=== Task prompt ===
Give back a single number, the count of lines containing the word "this".

=== Input records ===
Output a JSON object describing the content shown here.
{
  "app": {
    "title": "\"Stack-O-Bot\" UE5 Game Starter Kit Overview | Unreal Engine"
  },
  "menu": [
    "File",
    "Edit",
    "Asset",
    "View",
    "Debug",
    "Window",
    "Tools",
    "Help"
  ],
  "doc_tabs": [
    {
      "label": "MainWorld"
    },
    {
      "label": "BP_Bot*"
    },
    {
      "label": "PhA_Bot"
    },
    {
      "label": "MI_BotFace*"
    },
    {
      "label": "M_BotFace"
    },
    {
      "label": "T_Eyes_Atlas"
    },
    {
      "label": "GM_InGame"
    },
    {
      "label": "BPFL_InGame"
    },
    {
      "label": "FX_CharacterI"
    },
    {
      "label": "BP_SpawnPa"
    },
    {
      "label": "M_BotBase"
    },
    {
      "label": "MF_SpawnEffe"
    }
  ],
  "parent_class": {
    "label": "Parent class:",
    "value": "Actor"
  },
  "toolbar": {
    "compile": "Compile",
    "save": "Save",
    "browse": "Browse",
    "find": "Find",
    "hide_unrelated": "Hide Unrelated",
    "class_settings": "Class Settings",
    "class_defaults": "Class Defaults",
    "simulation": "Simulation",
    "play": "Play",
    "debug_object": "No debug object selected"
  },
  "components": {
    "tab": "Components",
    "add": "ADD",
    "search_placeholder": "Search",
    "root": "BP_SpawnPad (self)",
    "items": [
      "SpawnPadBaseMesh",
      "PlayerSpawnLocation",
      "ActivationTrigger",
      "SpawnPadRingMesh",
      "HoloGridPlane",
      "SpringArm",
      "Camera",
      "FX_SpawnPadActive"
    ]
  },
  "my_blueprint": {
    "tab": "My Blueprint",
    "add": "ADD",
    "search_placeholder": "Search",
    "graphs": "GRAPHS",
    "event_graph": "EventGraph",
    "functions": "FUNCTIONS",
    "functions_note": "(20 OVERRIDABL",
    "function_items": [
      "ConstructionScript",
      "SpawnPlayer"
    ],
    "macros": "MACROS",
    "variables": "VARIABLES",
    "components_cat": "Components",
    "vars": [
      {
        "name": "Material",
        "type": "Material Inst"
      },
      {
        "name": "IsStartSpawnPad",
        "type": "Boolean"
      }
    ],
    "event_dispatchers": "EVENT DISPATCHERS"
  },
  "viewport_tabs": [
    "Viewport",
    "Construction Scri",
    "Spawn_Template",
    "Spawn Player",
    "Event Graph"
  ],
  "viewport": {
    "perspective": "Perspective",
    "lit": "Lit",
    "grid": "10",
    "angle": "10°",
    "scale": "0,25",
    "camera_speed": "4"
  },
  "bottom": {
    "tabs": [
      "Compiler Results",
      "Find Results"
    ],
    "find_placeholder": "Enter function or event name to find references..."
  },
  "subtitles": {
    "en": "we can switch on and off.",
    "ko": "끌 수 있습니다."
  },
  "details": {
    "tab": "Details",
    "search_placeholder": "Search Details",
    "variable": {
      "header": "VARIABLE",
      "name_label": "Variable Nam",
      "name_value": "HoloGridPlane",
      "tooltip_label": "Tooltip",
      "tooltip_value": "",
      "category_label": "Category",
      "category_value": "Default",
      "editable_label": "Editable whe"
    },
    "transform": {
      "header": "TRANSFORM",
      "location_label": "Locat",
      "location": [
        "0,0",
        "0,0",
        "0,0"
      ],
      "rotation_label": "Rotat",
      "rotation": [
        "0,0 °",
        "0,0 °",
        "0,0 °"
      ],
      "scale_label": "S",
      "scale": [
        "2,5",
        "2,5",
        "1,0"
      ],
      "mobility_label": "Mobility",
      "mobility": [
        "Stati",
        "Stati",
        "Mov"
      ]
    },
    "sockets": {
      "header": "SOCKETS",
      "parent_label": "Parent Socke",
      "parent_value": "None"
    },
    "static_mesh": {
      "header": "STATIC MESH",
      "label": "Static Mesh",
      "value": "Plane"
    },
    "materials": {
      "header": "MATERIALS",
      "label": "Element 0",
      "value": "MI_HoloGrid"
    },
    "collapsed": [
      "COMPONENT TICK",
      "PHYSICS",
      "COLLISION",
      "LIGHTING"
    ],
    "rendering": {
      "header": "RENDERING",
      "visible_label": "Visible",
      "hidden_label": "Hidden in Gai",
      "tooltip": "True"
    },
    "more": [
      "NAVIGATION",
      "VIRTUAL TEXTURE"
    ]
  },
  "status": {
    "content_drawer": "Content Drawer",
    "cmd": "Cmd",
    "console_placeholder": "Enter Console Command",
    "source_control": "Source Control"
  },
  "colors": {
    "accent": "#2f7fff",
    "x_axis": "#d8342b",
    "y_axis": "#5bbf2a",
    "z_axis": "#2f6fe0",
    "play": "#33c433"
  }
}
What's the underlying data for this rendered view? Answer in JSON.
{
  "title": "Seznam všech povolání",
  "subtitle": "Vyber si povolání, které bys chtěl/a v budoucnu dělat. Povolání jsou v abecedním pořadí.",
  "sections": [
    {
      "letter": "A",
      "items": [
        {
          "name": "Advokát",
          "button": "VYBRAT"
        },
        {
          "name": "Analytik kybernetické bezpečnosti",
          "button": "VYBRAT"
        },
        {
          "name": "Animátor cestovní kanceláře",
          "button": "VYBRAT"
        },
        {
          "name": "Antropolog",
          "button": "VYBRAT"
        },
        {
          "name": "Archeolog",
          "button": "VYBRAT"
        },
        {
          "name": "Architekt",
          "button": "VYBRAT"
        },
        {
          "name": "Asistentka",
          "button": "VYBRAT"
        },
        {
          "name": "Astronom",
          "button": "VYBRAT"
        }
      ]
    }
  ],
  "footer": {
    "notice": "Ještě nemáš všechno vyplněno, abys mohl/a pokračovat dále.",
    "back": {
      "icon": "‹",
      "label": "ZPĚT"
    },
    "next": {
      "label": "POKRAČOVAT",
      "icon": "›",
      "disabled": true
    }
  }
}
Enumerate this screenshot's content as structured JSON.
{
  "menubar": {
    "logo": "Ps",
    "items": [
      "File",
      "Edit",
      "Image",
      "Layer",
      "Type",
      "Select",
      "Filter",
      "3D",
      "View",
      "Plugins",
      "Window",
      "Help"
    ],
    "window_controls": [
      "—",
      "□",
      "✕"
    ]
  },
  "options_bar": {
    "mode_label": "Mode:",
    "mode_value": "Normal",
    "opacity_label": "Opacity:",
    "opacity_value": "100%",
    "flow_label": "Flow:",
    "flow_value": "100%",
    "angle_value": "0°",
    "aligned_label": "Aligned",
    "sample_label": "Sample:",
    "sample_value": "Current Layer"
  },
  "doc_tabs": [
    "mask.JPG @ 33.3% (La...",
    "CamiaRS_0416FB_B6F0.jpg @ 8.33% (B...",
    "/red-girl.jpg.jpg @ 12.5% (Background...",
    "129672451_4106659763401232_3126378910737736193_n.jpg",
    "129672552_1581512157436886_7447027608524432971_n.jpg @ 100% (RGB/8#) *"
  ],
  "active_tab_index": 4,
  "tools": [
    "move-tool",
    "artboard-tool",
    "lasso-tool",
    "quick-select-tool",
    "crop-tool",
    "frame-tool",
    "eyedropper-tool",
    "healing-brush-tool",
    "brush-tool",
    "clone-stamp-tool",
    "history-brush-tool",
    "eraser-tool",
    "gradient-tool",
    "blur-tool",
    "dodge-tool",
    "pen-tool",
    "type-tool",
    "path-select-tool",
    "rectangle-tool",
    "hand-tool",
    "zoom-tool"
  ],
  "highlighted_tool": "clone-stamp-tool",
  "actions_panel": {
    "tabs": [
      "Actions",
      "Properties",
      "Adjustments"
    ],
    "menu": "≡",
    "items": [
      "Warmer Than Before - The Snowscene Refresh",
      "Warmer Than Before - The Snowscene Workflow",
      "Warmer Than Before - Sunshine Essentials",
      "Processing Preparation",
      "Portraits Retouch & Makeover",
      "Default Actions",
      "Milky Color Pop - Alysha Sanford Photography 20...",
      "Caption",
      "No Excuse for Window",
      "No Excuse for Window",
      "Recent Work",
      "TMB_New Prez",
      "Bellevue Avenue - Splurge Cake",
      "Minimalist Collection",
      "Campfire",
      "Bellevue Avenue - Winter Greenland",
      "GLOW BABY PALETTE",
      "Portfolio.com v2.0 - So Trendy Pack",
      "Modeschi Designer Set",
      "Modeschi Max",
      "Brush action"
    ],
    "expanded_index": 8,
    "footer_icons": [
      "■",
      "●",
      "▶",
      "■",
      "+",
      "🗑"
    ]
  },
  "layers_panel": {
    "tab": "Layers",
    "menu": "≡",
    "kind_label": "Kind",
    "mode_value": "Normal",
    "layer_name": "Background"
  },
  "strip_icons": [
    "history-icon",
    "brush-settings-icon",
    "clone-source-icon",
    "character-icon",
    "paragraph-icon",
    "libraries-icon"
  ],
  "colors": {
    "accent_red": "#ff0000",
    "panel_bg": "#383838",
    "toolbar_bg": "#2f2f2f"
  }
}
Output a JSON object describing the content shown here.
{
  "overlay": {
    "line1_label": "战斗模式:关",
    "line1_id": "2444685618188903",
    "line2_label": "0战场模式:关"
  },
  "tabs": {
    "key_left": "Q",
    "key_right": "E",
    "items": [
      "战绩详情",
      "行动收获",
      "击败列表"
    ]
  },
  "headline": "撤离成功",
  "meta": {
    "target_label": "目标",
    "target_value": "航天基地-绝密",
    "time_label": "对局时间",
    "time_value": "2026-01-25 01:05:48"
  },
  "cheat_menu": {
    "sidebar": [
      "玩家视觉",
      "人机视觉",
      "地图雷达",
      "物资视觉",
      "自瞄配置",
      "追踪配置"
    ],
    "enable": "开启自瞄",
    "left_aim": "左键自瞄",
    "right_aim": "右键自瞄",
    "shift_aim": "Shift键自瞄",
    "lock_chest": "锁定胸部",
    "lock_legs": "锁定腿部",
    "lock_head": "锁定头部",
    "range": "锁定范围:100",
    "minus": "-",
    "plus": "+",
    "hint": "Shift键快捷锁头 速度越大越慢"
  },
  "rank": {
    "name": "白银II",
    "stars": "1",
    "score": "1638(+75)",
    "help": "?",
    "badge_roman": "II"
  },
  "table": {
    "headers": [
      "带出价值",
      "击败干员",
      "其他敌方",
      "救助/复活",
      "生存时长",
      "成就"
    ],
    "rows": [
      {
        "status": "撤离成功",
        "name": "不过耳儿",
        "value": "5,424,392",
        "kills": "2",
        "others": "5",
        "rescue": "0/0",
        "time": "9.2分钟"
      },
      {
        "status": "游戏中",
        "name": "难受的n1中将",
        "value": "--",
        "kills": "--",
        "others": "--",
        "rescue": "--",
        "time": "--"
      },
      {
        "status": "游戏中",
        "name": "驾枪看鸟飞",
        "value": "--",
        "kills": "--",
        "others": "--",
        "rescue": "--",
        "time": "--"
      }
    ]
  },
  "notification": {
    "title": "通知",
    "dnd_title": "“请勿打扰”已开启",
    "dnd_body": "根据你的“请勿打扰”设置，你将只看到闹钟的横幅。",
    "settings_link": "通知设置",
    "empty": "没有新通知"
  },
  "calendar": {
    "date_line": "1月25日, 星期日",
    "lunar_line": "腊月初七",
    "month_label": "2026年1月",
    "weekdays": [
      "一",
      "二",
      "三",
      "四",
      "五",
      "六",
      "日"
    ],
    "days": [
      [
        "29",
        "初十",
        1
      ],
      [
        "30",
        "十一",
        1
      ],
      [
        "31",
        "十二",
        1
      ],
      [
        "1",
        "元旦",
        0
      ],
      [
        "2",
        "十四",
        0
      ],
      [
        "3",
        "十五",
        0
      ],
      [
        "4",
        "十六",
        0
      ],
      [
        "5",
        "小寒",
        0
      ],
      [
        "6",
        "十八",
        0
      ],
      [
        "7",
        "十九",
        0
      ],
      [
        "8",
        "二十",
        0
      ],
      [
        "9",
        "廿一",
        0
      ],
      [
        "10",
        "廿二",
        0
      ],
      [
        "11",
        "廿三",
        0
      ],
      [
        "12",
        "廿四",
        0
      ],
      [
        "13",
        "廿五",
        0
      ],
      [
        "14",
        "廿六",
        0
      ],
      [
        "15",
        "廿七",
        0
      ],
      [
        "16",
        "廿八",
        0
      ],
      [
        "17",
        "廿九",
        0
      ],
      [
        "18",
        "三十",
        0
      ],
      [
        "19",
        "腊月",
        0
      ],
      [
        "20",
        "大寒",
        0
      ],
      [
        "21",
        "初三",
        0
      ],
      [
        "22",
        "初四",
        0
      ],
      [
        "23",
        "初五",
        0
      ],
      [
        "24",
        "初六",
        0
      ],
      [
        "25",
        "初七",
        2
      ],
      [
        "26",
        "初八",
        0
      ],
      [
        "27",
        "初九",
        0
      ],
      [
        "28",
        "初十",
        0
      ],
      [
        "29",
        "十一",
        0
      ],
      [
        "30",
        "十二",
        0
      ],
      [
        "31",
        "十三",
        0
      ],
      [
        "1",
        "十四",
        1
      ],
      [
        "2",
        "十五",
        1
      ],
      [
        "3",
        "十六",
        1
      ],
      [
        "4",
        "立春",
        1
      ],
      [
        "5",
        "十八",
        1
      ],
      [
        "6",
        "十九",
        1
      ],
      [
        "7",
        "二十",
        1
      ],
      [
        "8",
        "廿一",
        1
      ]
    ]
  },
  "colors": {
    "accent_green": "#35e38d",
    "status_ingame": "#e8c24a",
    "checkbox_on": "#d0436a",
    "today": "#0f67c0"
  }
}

=== Written reply ===
2